● WHAT NEEDS TO BE DONE
The entries below are to be written out again without alteration.

===== EXTRACTED RECORDS

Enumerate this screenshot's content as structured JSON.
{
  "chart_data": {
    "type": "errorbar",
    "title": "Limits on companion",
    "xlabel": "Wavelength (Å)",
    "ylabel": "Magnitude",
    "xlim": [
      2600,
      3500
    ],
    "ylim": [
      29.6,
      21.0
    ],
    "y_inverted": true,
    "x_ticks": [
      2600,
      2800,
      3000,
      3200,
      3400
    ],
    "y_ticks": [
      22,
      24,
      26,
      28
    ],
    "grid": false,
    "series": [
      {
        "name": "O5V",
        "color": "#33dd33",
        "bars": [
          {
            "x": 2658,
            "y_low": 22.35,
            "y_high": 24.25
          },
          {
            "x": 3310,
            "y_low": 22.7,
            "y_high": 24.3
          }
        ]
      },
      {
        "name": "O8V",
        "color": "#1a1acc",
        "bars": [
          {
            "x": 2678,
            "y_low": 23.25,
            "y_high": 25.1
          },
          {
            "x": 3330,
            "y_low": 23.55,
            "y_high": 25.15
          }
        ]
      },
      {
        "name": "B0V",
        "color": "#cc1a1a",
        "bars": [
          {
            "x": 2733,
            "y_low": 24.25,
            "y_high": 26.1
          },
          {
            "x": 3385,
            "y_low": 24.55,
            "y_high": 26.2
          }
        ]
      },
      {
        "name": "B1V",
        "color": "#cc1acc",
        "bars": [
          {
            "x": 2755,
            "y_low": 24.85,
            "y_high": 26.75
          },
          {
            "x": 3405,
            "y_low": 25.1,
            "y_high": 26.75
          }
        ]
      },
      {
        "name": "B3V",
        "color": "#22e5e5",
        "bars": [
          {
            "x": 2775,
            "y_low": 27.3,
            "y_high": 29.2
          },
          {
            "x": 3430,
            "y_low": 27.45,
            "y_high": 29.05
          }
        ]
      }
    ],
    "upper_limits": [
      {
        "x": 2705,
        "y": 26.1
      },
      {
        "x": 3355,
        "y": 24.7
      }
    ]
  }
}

==========

● CORRECT ANSWER
Enumerate this screenshot's content as structured JSON.
{
  "chart_data": {
    "type": "errorbar",
    "title": "Limits on companion",
    "xlabel": "Wavelength (Å)",
    "ylabel": "Magnitude",
    "xlim": [
      2600,
      3500
    ],
    "ylim": [
      29.6,
      21.0
    ],
    "y_inverted": true,
    "x_ticks": [
      2600,
      2800,
      3000,
      3200,
      3400
    ],
    "y_ticks": [
      22,
      24,
      26,
      28
    ],
    "grid": false,
    "series": [
      {
        "name": "O5V",
        "color": "#33dd33",
        "bars": [
          {
            "x": 2658,
            "y_low": 22.35,
            "y_high": 24.25
          },
          {
            "x": 3310,
            "y_low": 22.7,
            "y_high": 24.3
          }
        ]
      },
      {
        "name": "O8V",
        "color": "#1a1acc",
        "bars": [
          {
            "x": 2678,
            "y_low": 23.25,
            "y_high": 25.1
          },
          {
            "x": 3330,
            "y_low": 23.55,
            "y_high": 25.15
          }
        ]
      },
      {
        "name": "B0V",
        "color": "#cc1a1a",
        "bars": [
          {
            "x": 2733,
            "y_low": 24.25,
            "y_high": 26.1
          },
          {
            "x": 3385,
            "y_low": 24.55,
            "y_high": 26.2
          }
        ]
      },
      {
        "name": "B1V",
        "color": "#cc1acc",
        "bars": [
          {
            "x": 2755,
            "y_low": 24.85,
            "y_high": 26.75
          },
          {
            "x": 3405,
            "y_low": 25.1,
            "y_high": 26.75
          }
        ]
      },
      {
        "name": "B3V",
        "color": "#22e5e5",
        "bars": [
          {
            "x": 2775,
            "y_low": 27.3,
            "y_high": 29.2
          },
          {
            "x": 3430,
            "y_low": 27.45,
            "y_high": 29.05
          }
        ]
      }
    ],
    "upper_limits": [
      {
        "x": 2705,
        "y": 26.1
      },
      {
        "x": 3355,
        "y": 24.7
      }
    ]
  }
}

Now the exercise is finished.